TASK DIRECTIONS: Write out each line of the material again, word for word.

DATA IN THIS EXERCISE:
** begin **

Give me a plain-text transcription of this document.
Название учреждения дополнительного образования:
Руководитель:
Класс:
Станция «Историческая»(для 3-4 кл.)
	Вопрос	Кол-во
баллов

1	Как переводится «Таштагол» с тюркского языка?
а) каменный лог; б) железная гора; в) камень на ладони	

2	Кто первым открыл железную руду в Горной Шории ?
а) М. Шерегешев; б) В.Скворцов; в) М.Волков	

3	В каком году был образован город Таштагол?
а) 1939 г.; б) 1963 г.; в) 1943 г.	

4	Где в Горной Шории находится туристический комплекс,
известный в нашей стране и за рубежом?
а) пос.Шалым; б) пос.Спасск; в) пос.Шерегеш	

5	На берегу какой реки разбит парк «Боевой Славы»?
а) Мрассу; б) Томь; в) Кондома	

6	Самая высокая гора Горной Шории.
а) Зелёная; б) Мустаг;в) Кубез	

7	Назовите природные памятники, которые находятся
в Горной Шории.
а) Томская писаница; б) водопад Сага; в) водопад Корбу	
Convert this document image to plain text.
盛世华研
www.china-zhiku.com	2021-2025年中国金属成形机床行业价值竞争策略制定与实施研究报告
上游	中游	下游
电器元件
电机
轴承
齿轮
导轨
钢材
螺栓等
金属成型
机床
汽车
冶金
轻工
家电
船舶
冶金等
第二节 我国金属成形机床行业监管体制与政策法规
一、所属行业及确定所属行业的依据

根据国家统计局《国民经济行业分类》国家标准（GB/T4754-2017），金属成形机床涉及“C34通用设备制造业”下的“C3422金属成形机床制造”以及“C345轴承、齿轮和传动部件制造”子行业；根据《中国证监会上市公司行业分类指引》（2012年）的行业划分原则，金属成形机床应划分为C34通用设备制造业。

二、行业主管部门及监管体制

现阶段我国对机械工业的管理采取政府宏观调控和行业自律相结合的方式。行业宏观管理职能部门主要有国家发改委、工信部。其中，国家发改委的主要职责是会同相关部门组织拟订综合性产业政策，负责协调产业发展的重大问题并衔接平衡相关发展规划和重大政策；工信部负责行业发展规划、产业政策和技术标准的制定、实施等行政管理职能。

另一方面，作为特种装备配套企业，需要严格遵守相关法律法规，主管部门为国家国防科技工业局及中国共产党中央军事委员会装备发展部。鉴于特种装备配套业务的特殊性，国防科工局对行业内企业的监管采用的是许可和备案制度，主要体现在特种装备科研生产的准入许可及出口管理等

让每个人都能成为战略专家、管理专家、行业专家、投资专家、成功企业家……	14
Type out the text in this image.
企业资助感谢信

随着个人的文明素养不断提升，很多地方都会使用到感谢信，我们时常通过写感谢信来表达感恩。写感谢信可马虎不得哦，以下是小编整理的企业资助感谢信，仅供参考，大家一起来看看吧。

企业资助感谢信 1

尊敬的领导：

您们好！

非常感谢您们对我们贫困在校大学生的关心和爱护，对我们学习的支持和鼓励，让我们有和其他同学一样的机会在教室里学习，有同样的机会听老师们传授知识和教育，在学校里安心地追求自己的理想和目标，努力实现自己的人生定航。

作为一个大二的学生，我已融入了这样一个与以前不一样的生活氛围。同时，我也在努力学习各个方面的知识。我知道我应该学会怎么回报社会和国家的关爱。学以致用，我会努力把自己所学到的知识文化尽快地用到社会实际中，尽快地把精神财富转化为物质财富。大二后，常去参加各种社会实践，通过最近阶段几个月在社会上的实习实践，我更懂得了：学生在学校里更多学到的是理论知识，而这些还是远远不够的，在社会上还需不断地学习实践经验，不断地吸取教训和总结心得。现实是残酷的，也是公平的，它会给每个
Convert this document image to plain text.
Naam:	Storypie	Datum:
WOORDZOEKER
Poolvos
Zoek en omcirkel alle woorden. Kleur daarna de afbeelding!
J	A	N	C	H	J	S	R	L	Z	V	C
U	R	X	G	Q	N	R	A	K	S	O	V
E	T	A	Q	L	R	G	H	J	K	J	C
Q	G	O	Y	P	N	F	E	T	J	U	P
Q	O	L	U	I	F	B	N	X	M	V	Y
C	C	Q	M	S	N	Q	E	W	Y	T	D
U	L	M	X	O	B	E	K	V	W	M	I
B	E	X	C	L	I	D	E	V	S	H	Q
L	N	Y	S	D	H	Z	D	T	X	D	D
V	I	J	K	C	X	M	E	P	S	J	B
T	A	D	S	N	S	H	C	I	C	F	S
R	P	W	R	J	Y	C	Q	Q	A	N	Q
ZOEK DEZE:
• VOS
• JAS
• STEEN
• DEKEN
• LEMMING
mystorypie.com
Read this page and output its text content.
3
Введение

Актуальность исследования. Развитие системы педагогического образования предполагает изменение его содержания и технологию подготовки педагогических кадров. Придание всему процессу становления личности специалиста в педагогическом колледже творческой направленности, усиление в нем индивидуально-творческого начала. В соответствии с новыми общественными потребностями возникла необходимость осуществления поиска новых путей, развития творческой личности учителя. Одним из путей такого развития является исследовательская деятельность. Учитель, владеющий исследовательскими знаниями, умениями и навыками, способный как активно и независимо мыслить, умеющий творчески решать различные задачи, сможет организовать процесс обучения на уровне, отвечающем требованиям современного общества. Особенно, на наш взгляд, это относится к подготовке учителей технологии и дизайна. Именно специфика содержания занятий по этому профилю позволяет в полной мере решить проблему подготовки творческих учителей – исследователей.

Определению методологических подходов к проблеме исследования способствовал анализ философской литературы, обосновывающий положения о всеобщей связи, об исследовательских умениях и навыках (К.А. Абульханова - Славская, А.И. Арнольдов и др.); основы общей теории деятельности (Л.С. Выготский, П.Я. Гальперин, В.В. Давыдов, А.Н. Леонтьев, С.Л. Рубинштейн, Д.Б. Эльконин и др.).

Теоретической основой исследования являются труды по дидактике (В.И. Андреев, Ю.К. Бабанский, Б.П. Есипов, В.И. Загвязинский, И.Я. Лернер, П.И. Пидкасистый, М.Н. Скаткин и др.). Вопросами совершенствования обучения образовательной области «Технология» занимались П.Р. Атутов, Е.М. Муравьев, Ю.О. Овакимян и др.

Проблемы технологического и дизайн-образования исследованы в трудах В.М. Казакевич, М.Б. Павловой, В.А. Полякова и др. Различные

** end **

OUTPUT FOR THIS TASK:
Give me a plain-text transcription of this document.
Название учреждения дополнительного образования:
Руководитель:
Класс:
Станция «Историческая»(для 3-4 кл.)
	Вопрос	Кол-во
баллов

1	Как переводится «Таштагол» с тюркского языка?
а) каменный лог; б) железная гора; в) камень на ладони	

2	Кто первым открыл железную руду в Горной Шории ?
а) М. Шерегешев; б) В.Скворцов; в) М.Волков	

3	В каком году был образован город Таштагол?
а) 1939 г.; б) 1963 г.; в) 1943 г.	

4	Где в Горной Шории находится туристический комплекс,
известный в нашей стране и за рубежом?
а) пос.Шалым; б) пос.Спасск; в) пос.Шерегеш	

5	На берегу какой реки разбит парк «Боевой Славы»?
а) Мрассу; б) Томь; в) Кондома	

6	Самая высокая гора Горной Шории.
а) Зелёная; б) Мустаг;в) Кубез	

7	Назовите природные памятники, которые находятся
в Горной Шории.
а) Томская писаница; б) водопад Сага; в) водопад Корбу	
Convert this document image to plain text.
盛世华研
www.china-zhiku.com	2021-2025年中国金属成形机床行业价值竞争策略制定与实施研究报告
上游	中游	下游
电器元件
电机
轴承
齿轮
导轨
钢材
螺栓等
金属成型
机床
汽车
冶金
轻工
家电
船舶
冶金等
第二节 我国金属成形机床行业监管体制与政策法规
一、所属行业及确定所属行业的依据

根据国家统计局《国民经济行业分类》国家标准（GB/T4754-2017），金属成形机床涉及“C34通用设备制造业”下的“C3422金属成形机床制造”以及“C345轴承、齿轮和传动部件制造”子行业；根据《中国证监会上市公司行业分类指引》（2012年）的行业划分原则，金属成形机床应划分为C34通用设备制造业。

二、行业主管部门及监管体制

现阶段我国对机械工业的管理采取政府宏观调控和行业自律相结合的方式。行业宏观管理职能部门主要有国家发改委、工信部。其中，国家发改委的主要职责是会同相关部门组织拟订综合性产业政策，负责协调产业发展的重大问题并衔接平衡相关发展规划和重大政策；工信部负责行业发展规划、产业政策和技术标准的制定、实施等行政管理职能。

另一方面，作为特种装备配套企业，需要严格遵守相关法律法规，主管部门为国家国防科技工业局及中国共产党中央军事委员会装备发展部。鉴于特种装备配套业务的特殊性，国防科工局对行业内企业的监管采用的是许可和备案制度，主要体现在特种装备科研生产的准入许可及出口管理等

让每个人都能成为战略专家、管理专家、行业专家、投资专家、成功企业家……	14
Type out the text in this image.
企业资助感谢信

随着个人的文明素养不断提升，很多地方都会使用到感谢信，我们时常通过写感谢信来表达感恩。写感谢信可马虎不得哦，以下是小编整理的企业资助感谢信，仅供参考，大家一起来看看吧。

企业资助感谢信 1

尊敬的领导：

您们好！

非常感谢您们对我们贫困在校大学生的关心和爱护，对我们学习的支持和鼓励，让我们有和其他同学一样的机会在教室里学习，有同样的机会听老师们传授知识和教育，在学校里安心地追求自己的理想和目标，努力实现自己的人生定航。

作为一个大二的学生，我已融入了这样一个与以前不一样的生活氛围。同时，我也在努力学习各个方面的知识。我知道我应该学会怎么回报社会和国家的关爱。学以致用，我会努力把自己所学到的知识文化尽快地用到社会实际中，尽快地把精神财富转化为物质财富。大二后，常去参加各种社会实践，通过最近阶段几个月在社会上的实习实践，我更懂得了：学生在学校里更多学到的是理论知识，而这些还是远远不够的，在社会上还需不断地学习实践经验，不断地吸取教训和总结心得。现实是残酷的，也是公平的，它会给每个
Convert this document image to plain text.
Naam:	Storypie	Datum:
WOORDZOEKER
Poolvos
Zoek en omcirkel alle woorden. Kleur daarna de afbeelding!
J	A	N	C	H	J	S	R	L	Z	V	C
U	R	X	G	Q	N	R	A	K	S	O	V
E	T	A	Q	L	R	G	H	J	K	J	C
Q	G	O	Y	P	N	F	E	T	J	U	P
Q	O	L	U	I	F	B	N	X	M	V	Y
C	C	Q	M	S	N	Q	E	W	Y	T	D
U	L	M	X	O	B	E	K	V	W	M	I
B	E	X	C	L	I	D	E	V	S	H	Q
L	N	Y	S	D	H	Z	D	T	X	D	D
V	I	J	K	C	X	M	E	P	S	J	B
T	A	D	S	N	S	H	C	I	C	F	S
R	P	W	R	J	Y	C	Q	Q	A	N	Q
ZOEK DEZE:
• VOS
• JAS
• STEEN
• DEKEN
• LEMMING
mystorypie.com
Read this page and output its text content.
3
Введение

Актуальность исследования. Развитие системы педагогического образования предполагает изменение его содержания и технологию подготовки педагогических кадров. Придание всему процессу становления личности специалиста в педагогическом колледже творческой направленности, усиление в нем индивидуально-творческого начала. В соответствии с новыми общественными потребностями возникла необходимость осуществления поиска новых путей, развития творческой личности учителя. Одним из путей такого развития является исследовательская деятельность. Учитель, владеющий исследовательскими знаниями, умениями и навыками, способный как активно и независимо мыслить, умеющий творчески решать различные задачи, сможет организовать процесс обучения на уровне, отвечающем требованиям современного общества. Особенно, на наш взгляд, это относится к подготовке учителей технологии и дизайна. Именно специфика содержания занятий по этому профилю позволяет в полной мере решить проблему подготовки творческих учителей – исследователей.

Определению методологических подходов к проблеме исследования способствовал анализ философской литературы, обосновывающий положения о всеобщей связи, об исследовательских умениях и навыках (К.А. Абульханова - Славская, А.И. Арнольдов и др.); основы общей теории деятельности (Л.С. Выготский, П.Я. Гальперин, В.В. Давыдов, А.Н. Леонтьев, С.Л. Рубинштейн, Д.Б. Эльконин и др.).

Теоретической основой исследования являются труды по дидактике (В.И. Андреев, Ю.К. Бабанский, Б.П. Есипов, В.И. Загвязинский, И.Я. Лернер, П.И. Пидкасистый, М.Н. Скаткин и др.). Вопросами совершенствования обучения образовательной области «Технология» занимались П.Р. Атутов, Е.М. Муравьев, Ю.О. Овакимян и др.

Проблемы технологического и дизайн-образования исследованы в трудах В.М. Казакевич, М.Б. Павловой, В.А. Полякова и др. Различные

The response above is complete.